**Exercise materials**
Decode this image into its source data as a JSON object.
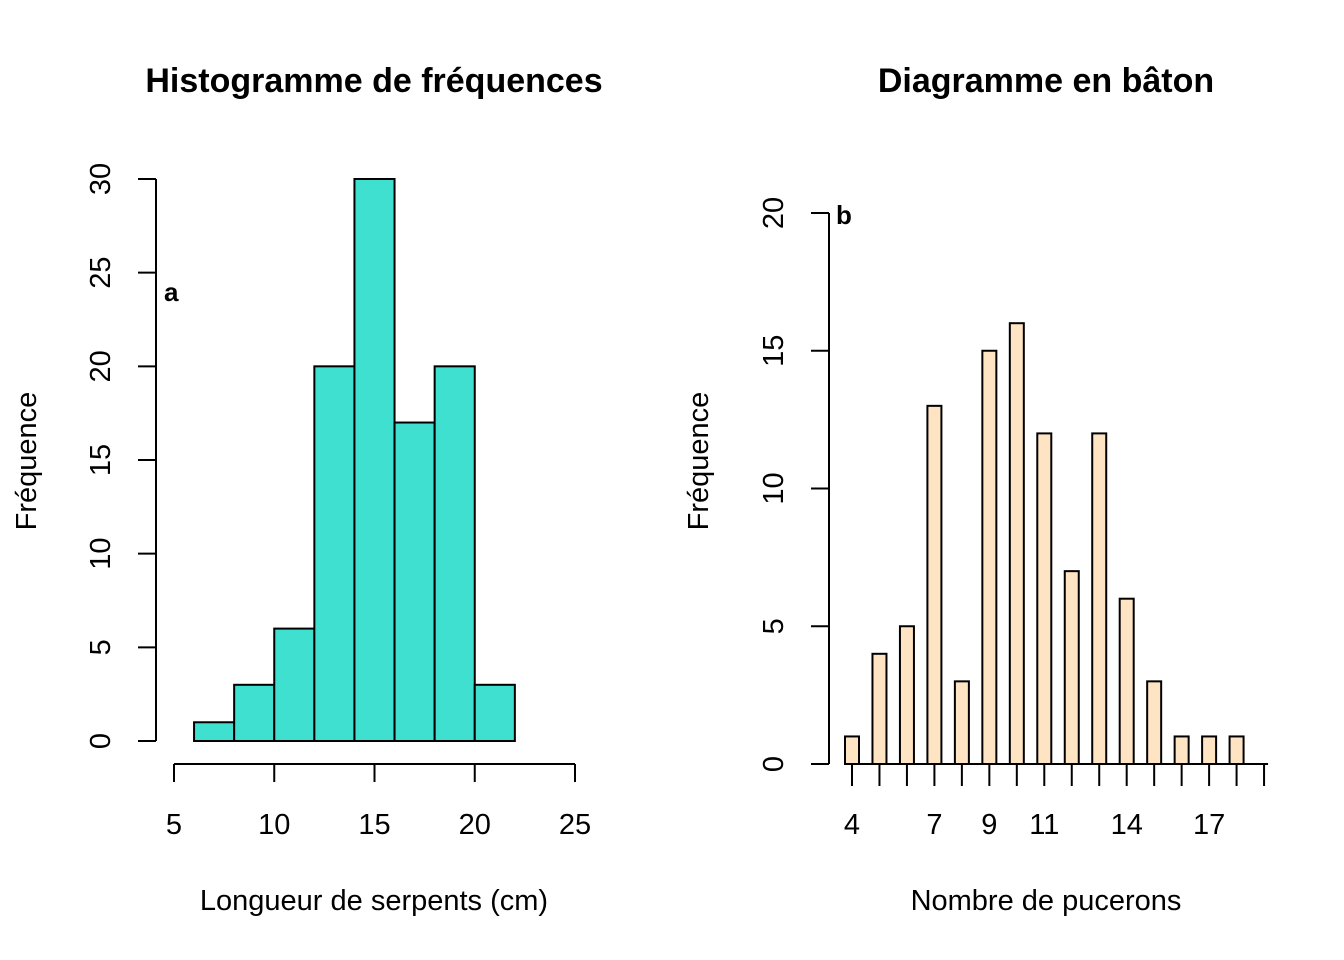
{
  "chart_data": [
    {
      "type": "bar",
      "title": "Histogramme de fréquences",
      "xlabel": "Longueur de serpents (cm)",
      "ylabel": "Fréquence",
      "panel_label": "a",
      "bin_edges": [
        6,
        8,
        10,
        12,
        14,
        16,
        18,
        20,
        22
      ],
      "values": [
        1,
        3,
        6,
        20,
        30,
        17,
        20,
        3
      ],
      "xlim": [
        5,
        25
      ],
      "ylim": [
        0,
        30
      ],
      "xticks": [
        5,
        10,
        15,
        20,
        25
      ],
      "yticks": [
        0,
        5,
        10,
        15,
        20,
        25,
        30
      ],
      "bar_color": "#40E0D0",
      "grid": false
    },
    {
      "type": "bar",
      "title": "Diagramme en bâton",
      "xlabel": "Nombre de pucerons",
      "ylabel": "Fréquence",
      "panel_label": "b",
      "categories": [
        "4",
        "5",
        "6",
        "7",
        "8",
        "9",
        "10",
        "11",
        "12",
        "13",
        "14",
        "15",
        "16",
        "17",
        "18",
        "19"
      ],
      "values": [
        1,
        4,
        5,
        13,
        3,
        15,
        16,
        12,
        7,
        12,
        6,
        3,
        1,
        1,
        1,
        0
      ],
      "xtick_labels": [
        "4",
        "7",
        "9",
        "11",
        "14",
        "17"
      ],
      "ylim": [
        0,
        20
      ],
      "yticks": [
        0,
        5,
        10,
        15,
        20
      ],
      "bar_color": "#FFE4C4",
      "grid": false
    }
  ]
}
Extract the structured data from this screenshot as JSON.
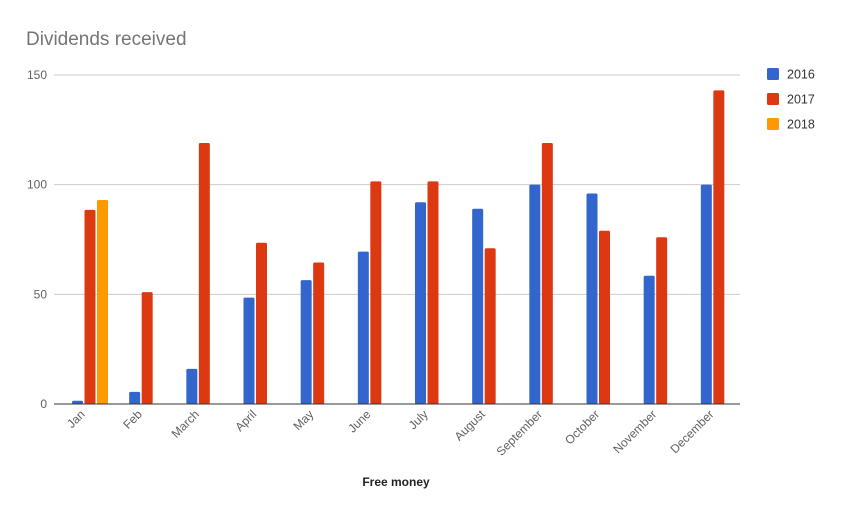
{
  "chart_data": {
    "type": "bar",
    "title": "Dividends received",
    "xlabel": "Free money",
    "ylabel": "",
    "ylim": [
      0,
      150
    ],
    "yticks": [
      0,
      50,
      100,
      150
    ],
    "grid": true,
    "legend_position": "right",
    "categories": [
      "Jan",
      "Feb",
      "March",
      "April",
      "May",
      "June",
      "July",
      "August",
      "September",
      "October",
      "November",
      "December"
    ],
    "series": [
      {
        "name": "2016",
        "color": "#3366cc",
        "values": [
          1.5,
          5.5,
          16,
          48.5,
          56.5,
          69.5,
          92,
          89,
          100,
          96,
          58.5,
          100
        ]
      },
      {
        "name": "2017",
        "color": "#dc3912",
        "values": [
          88.5,
          51,
          119,
          73.5,
          64.5,
          101.5,
          101.5,
          71,
          119,
          79,
          76,
          143
        ]
      },
      {
        "name": "2018",
        "color": "#ff9900",
        "values": [
          93,
          null,
          null,
          null,
          null,
          null,
          null,
          null,
          null,
          null,
          null,
          null
        ]
      }
    ]
  }
}
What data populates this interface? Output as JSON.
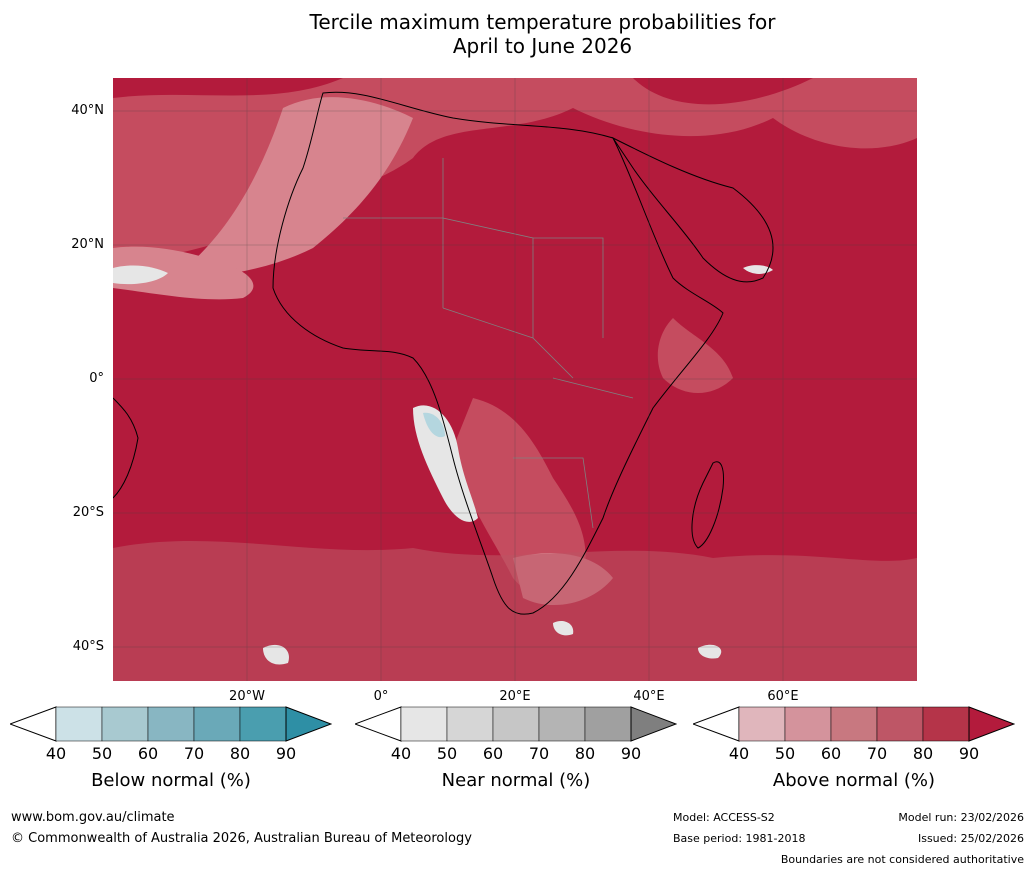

**Goal**
Omit the pictures. Transcribe every record exactly.

**Output for this task**
Decode this image into its source data as a JSON object.
{
  "chart_data": [
    {
      "type": "bar",
      "title": "Histogramme de fréquences",
      "xlabel": "Longueur de serpents (cm)",
      "ylabel": "Fréquence",
      "panel_label": "a",
      "bin_edges": [
        6,
        8,
        10,
        12,
        14,
        16,
        18,
        20,
        22
      ],
      "values": [
        1,
        3,
        6,
        20,
        30,
        17,
        20,
        3
      ],
      "xlim": [
        5,
        25
      ],
      "ylim": [
        0,
        30
      ],
      "xticks": [
        5,
        10,
        15,
        20,
        25
      ],
      "yticks": [
        0,
        5,
        10,
        15,
        20,
        25,
        30
      ],
      "bar_color": "#40E0D0",
      "grid": false
    },
    {
      "type": "bar",
      "title": "Diagramme en bâton",
      "xlabel": "Nombre de pucerons",
      "ylabel": "Fréquence",
      "panel_label": "b",
      "categories": [
        "4",
        "5",
        "6",
        "7",
        "8",
        "9",
        "10",
        "11",
        "12",
        "13",
        "14",
        "15",
        "16",
        "17",
        "18",
        "19"
      ],
      "values": [
        1,
        4,
        5,
        13,
        3,
        15,
        16,
        12,
        7,
        12,
        6,
        3,
        1,
        1,
        1,
        0
      ],
      "xtick_labels": [
        "4",
        "7",
        "9",
        "11",
        "14",
        "17"
      ],
      "ylim": [
        0,
        20
      ],
      "yticks": [
        0,
        5,
        10,
        15,
        20
      ],
      "bar_color": "#FFE4C4",
      "grid": false
    }
  ]
}
Extract the structured data from this screenshot as JSON.
{
  "chart_data": {
    "type": "bar",
    "title": "Dividends received",
    "xlabel": "Free money",
    "ylabel": "",
    "ylim": [
      0,
      150
    ],
    "yticks": [
      0,
      50,
      100,
      150
    ],
    "grid": true,
    "legend_position": "right",
    "categories": [
      "Jan",
      "Feb",
      "March",
      "April",
      "May",
      "June",
      "July",
      "August",
      "September",
      "October",
      "November",
      "December"
    ],
    "series": [
      {
        "name": "2016",
        "color": "#3366cc",
        "values": [
          1.5,
          5.5,
          16,
          48.5,
          56.5,
          69.5,
          92,
          89,
          100,
          96,
          58.5,
          100
        ]
      },
      {
        "name": "2017",
        "color": "#dc3912",
        "values": [
          88.5,
          51,
          119,
          73.5,
          64.5,
          101.5,
          101.5,
          71,
          119,
          79,
          76,
          143
        ]
      },
      {
        "name": "2018",
        "color": "#ff9900",
        "values": [
          93,
          null,
          null,
          null,
          null,
          null,
          null,
          null,
          null,
          null,
          null,
          null
        ]
      }
    ]
  }
}
What data populates this interface? Output as JSON.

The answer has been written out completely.